■ **WRITTEN TASK**: Count how many lines hold the string "window". Give that number alone.

■ **RECORD LIST**:
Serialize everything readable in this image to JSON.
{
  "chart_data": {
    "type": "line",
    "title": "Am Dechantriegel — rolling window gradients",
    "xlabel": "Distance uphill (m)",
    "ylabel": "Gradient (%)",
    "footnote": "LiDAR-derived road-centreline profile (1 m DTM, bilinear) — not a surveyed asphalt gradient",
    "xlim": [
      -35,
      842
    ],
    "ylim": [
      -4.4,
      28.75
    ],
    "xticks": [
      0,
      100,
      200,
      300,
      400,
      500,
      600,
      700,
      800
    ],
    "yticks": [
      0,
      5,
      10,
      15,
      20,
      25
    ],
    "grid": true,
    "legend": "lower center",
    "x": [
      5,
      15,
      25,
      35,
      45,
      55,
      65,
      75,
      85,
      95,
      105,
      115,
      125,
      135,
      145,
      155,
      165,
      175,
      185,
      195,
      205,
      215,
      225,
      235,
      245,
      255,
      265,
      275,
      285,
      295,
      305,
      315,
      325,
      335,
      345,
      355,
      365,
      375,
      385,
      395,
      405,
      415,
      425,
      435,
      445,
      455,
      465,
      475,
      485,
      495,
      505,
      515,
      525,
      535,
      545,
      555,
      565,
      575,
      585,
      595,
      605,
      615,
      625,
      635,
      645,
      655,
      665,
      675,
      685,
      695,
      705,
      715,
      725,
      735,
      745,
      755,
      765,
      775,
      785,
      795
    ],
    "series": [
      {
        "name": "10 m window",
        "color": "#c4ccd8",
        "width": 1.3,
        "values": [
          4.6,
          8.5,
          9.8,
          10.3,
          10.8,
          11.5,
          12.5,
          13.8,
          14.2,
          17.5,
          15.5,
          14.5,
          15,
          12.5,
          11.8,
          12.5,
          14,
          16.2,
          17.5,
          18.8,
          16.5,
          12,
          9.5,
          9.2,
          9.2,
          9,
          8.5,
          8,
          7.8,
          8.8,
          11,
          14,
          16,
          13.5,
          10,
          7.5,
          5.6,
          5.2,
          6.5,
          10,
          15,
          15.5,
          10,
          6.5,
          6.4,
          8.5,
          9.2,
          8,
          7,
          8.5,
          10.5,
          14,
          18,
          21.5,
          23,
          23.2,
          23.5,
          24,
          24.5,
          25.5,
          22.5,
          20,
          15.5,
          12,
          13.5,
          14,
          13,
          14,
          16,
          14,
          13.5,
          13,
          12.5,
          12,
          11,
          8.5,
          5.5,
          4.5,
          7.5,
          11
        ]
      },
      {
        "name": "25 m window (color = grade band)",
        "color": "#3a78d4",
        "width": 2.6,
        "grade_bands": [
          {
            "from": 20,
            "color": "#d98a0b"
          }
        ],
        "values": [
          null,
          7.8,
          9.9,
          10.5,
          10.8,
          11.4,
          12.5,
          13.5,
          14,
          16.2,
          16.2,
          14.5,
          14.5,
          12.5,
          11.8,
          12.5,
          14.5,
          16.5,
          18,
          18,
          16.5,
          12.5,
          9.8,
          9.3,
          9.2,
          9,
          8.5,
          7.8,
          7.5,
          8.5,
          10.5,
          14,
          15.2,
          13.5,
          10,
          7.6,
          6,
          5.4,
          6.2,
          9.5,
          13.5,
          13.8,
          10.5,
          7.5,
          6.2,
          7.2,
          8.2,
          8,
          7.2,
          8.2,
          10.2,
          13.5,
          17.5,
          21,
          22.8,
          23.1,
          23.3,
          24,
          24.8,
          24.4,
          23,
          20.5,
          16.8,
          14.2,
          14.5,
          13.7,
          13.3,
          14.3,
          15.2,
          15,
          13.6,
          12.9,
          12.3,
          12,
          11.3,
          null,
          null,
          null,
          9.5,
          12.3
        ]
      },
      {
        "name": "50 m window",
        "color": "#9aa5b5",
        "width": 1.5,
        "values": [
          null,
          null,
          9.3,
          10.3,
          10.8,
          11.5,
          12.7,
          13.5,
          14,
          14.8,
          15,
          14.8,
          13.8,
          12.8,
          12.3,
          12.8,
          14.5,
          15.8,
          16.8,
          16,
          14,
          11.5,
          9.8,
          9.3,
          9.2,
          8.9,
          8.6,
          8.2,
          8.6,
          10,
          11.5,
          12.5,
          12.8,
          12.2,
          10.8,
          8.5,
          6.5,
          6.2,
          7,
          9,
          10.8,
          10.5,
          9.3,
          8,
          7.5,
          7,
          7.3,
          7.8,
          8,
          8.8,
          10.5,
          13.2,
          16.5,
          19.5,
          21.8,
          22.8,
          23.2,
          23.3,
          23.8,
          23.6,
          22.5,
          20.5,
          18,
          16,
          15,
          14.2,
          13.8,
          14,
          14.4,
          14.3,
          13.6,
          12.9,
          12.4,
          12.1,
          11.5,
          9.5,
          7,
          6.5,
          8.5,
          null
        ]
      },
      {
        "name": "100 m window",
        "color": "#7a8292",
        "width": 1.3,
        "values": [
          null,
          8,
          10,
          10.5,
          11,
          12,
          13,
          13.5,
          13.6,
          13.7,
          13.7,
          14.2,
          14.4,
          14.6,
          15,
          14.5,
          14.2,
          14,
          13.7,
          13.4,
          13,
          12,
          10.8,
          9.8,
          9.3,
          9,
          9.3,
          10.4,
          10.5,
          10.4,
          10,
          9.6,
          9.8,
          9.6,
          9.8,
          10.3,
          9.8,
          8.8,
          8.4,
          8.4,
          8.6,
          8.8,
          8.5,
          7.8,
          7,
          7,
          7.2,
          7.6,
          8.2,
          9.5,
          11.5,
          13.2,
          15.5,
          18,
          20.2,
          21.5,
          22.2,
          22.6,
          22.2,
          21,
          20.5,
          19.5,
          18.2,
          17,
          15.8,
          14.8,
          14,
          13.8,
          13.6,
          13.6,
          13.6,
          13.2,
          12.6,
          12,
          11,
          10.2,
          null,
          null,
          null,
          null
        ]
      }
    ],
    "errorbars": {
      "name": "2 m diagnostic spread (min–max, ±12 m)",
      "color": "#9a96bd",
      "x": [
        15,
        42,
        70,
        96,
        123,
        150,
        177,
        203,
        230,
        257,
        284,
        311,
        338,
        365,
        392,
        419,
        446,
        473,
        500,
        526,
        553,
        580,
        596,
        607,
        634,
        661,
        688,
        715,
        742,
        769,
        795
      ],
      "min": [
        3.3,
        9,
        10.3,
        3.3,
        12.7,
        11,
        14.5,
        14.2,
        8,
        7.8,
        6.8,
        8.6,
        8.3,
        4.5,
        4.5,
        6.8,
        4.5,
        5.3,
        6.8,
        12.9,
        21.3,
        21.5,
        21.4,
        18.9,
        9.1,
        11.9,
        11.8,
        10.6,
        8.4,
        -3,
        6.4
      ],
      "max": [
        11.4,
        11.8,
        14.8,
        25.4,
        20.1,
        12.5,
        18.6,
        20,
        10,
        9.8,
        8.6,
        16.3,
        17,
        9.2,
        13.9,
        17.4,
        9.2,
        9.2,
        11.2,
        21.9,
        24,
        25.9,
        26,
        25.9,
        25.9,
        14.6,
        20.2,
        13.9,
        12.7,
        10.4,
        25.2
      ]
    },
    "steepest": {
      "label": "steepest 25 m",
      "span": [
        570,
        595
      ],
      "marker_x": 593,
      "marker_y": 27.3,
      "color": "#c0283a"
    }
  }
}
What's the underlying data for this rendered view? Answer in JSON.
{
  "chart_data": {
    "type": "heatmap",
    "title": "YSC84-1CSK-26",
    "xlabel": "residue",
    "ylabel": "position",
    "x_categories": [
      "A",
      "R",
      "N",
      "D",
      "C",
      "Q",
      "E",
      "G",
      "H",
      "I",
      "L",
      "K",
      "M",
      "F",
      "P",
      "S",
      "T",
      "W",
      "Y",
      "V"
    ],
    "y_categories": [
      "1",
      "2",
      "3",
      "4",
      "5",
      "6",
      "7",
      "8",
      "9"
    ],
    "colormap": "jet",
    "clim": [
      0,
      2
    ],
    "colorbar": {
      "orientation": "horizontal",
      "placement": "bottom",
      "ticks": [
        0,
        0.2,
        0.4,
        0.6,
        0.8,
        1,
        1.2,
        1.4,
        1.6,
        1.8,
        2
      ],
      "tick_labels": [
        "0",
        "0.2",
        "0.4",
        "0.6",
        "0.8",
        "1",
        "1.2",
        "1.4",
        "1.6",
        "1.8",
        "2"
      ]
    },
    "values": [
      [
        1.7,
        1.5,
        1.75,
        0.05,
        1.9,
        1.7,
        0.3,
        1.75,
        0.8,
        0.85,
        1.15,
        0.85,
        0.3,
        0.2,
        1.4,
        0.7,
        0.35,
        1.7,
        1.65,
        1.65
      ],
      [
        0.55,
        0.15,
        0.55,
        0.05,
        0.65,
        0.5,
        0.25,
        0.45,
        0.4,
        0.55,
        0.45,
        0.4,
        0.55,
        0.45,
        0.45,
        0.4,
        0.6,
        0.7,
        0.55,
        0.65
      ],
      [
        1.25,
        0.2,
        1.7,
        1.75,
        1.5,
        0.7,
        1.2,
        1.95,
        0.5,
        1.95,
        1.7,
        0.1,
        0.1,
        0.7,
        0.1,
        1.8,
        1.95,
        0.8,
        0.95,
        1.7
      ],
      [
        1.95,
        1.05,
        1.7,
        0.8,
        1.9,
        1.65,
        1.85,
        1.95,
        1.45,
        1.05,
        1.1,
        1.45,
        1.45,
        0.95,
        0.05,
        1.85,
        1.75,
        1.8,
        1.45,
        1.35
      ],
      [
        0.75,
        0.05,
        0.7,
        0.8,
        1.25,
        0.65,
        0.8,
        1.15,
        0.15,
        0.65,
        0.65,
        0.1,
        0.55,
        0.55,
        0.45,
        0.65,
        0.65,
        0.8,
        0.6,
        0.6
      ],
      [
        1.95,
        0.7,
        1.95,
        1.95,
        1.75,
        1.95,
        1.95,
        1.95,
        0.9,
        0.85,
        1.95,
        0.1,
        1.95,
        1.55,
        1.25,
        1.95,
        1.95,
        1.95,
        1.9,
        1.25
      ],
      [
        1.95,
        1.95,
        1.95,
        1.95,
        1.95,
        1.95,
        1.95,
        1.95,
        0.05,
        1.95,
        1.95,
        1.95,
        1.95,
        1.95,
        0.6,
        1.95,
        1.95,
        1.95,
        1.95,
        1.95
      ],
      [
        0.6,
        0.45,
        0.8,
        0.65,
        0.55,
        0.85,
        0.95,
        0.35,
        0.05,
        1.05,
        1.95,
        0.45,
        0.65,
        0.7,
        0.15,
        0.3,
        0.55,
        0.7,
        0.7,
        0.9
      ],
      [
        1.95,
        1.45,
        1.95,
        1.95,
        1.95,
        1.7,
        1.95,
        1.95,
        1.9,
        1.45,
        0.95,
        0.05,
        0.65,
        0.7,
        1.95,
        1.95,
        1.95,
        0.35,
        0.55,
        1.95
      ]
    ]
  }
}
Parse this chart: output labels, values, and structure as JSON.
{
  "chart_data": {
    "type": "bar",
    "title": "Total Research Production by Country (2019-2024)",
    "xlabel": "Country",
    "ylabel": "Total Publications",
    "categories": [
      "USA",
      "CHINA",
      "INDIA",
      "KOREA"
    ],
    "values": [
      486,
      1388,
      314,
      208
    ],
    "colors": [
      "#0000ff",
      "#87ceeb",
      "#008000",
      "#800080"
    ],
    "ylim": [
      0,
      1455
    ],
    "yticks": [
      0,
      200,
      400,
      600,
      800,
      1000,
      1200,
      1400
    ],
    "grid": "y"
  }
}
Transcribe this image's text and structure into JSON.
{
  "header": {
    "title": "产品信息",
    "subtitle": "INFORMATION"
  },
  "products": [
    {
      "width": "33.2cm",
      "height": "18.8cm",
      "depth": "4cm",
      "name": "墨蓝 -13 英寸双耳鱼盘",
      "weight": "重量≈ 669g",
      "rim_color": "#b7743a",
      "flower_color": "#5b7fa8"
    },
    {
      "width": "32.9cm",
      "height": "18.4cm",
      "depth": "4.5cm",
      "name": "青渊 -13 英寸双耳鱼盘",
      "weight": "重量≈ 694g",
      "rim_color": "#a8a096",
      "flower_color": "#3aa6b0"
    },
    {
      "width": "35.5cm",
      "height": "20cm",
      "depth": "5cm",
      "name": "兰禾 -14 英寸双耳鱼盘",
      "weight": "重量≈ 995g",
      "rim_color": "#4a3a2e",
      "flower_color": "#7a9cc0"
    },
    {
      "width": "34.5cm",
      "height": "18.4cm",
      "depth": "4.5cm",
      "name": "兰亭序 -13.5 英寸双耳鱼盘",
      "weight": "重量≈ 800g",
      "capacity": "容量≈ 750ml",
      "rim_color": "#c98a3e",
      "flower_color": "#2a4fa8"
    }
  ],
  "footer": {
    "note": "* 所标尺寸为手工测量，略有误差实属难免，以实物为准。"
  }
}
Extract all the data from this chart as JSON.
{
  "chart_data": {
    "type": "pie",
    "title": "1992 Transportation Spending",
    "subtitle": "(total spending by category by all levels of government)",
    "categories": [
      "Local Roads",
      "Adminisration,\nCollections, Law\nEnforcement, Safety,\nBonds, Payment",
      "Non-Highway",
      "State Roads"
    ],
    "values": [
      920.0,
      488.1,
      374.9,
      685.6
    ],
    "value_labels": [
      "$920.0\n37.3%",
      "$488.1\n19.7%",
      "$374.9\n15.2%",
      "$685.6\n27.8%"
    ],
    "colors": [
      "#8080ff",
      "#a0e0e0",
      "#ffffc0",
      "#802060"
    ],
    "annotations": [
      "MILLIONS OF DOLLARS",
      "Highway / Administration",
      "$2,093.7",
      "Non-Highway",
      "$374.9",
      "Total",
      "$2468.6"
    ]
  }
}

■ **RESULT**: 5